Task instructions
Return the material word for word. Do not include pictures.

Saved entries

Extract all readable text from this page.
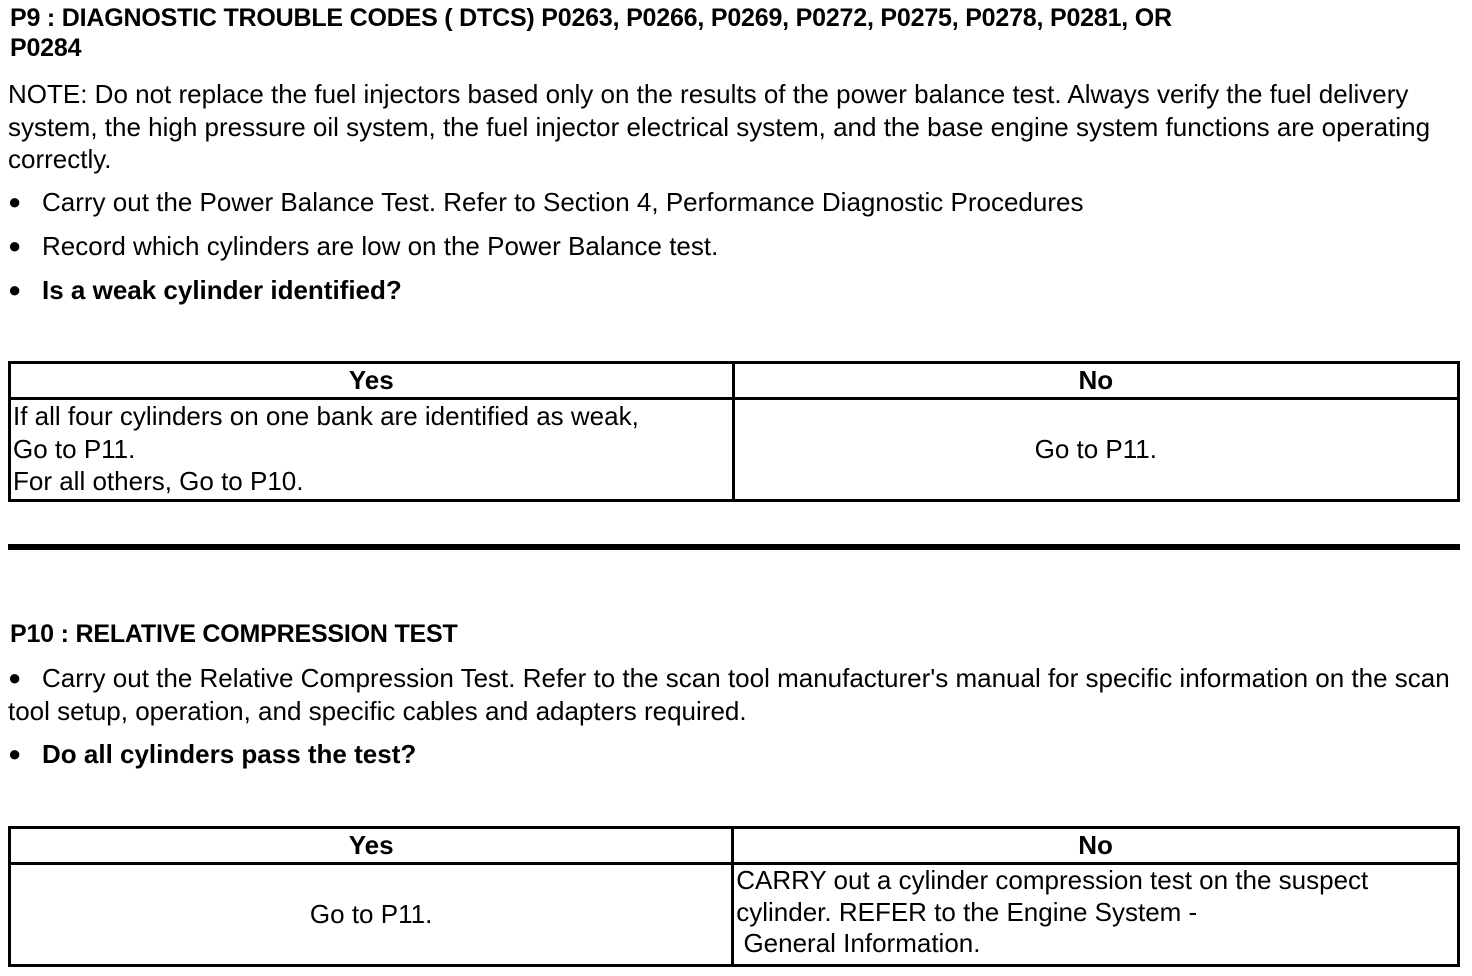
P9 : DIAGNOSTIC TROUBLE CODES ( DTCS) P0263, P0266, P0269, P0272, P0275, P0278, P0281, OR
P0284

NOTE: Do not replace the fuel injectors based only on the results of the power balance test. Always verify the fuel delivery system, the high pressure oil system, the fuel injector electrical system, and the base engine system functions are operating correctly.

● Carry out the Power Balance Test. Refer to Section 4, Performance Diagnostic Procedures

● Record which cylinders are low on the Power Balance test.

● Is a weak cylinder identified?

Yes	No

If all four cylinders on one bank are identified as weak,
Go to P11.
For all others, Go to P10.	Go to P11.

P10 : RELATIVE COMPRESSION TEST

● Carry out the Relative Compression Test. Refer to the scan tool manufacturer's manual for specific information on the scan tool setup, operation, and specific cables and adapters required.

● Do all cylinders pass the test?

Yes	No
Go to P11.	CARRY out a cylinder compression test on the suspect
cylinder. REFER to the Engine System -
General Information.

Expected output
Extract all readable text from this page.
P9 : DIAGNOSTIC TROUBLE CODES ( DTCS) P0263, P0266, P0269, P0272, P0275, P0278, P0281, OR
P0284

NOTE: Do not replace the fuel injectors based only on the results of the power balance test. Always verify the fuel delivery system, the high pressure oil system, the fuel injector electrical system, and the base engine system functions are operating correctly.

● Carry out the Power Balance Test. Refer to Section 4, Performance Diagnostic Procedures

● Record which cylinders are low on the Power Balance test.

● Is a weak cylinder identified?

Yes	No

If all four cylinders on one bank are identified as weak,
Go to P11.
For all others, Go to P10.	Go to P11.

P10 : RELATIVE COMPRESSION TEST

● Carry out the Relative Compression Test. Refer to the scan tool manufacturer's manual for specific information on the scan tool setup, operation, and specific cables and adapters required.

● Do all cylinders pass the test?

Yes	No
Go to P11.	CARRY out a cylinder compression test on the suspect
cylinder. REFER to the Engine System -
General Information.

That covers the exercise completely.